TASK GOAL → Return the material exactly as supplied, apart from the pictures, which are omitted.

====

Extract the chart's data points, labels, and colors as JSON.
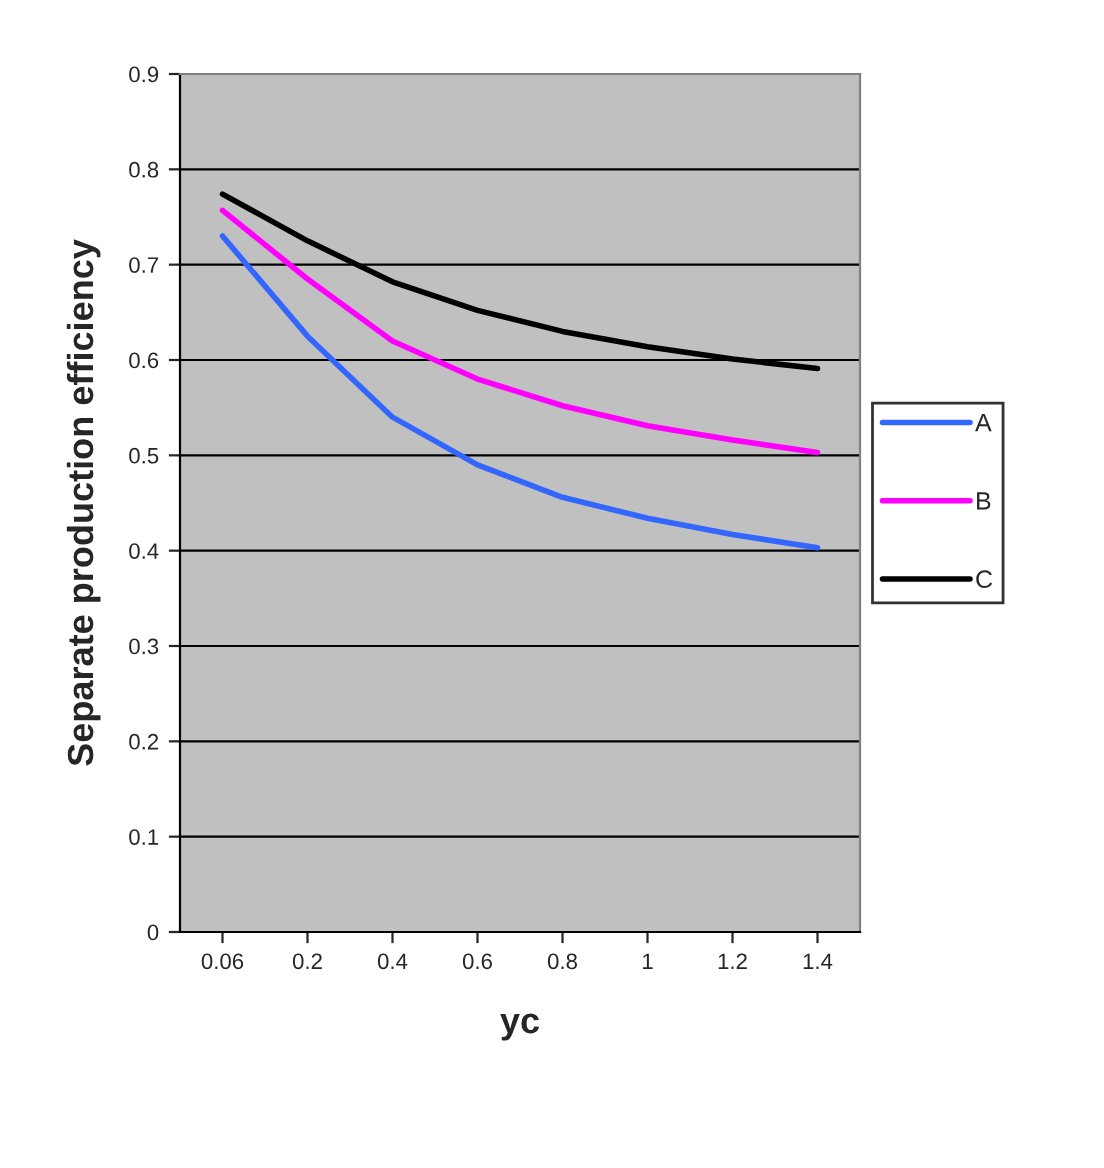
{
  "chart_data": {
    "type": "line",
    "xlabel": "yc",
    "ylabel": "Separate production efficiency",
    "categories": [
      "0.06",
      "0.2",
      "0.4",
      "0.6",
      "0.8",
      "1",
      "1.2",
      "1.4"
    ],
    "series": [
      {
        "name": "A",
        "color": "#3366ff",
        "values": [
          0.73,
          0.625,
          0.54,
          0.49,
          0.456,
          0.434,
          0.417,
          0.403
        ]
      },
      {
        "name": "B",
        "color": "#ff00ff",
        "values": [
          0.757,
          0.685,
          0.62,
          0.58,
          0.552,
          0.531,
          0.516,
          0.503
        ]
      },
      {
        "name": "C",
        "color": "#000000",
        "values": [
          0.774,
          0.725,
          0.682,
          0.652,
          0.63,
          0.614,
          0.601,
          0.591
        ]
      }
    ],
    "ylim": [
      0,
      0.9
    ],
    "yticks": [
      0,
      0.1,
      0.2,
      0.3,
      0.4,
      0.5,
      0.6,
      0.7,
      0.8,
      0.9
    ],
    "grid": "y",
    "legend": "right",
    "marker": "none",
    "line_style": "solid"
  }
}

====

ANSWER TO THIS TASK →
Extract the chart's data points, labels, and colors as JSON.
{
  "chart_data": {
    "type": "line",
    "xlabel": "yc",
    "ylabel": "Separate production efficiency",
    "categories": [
      "0.06",
      "0.2",
      "0.4",
      "0.6",
      "0.8",
      "1",
      "1.2",
      "1.4"
    ],
    "series": [
      {
        "name": "A",
        "color": "#3366ff",
        "values": [
          0.73,
          0.625,
          0.54,
          0.49,
          0.456,
          0.434,
          0.417,
          0.403
        ]
      },
      {
        "name": "B",
        "color": "#ff00ff",
        "values": [
          0.757,
          0.685,
          0.62,
          0.58,
          0.552,
          0.531,
          0.516,
          0.503
        ]
      },
      {
        "name": "C",
        "color": "#000000",
        "values": [
          0.774,
          0.725,
          0.682,
          0.652,
          0.63,
          0.614,
          0.601,
          0.591
        ]
      }
    ],
    "ylim": [
      0,
      0.9
    ],
    "yticks": [
      0,
      0.1,
      0.2,
      0.3,
      0.4,
      0.5,
      0.6,
      0.7,
      0.8,
      0.9
    ],
    "grid": "y",
    "legend": "right",
    "marker": "none",
    "line_style": "solid"
  }
}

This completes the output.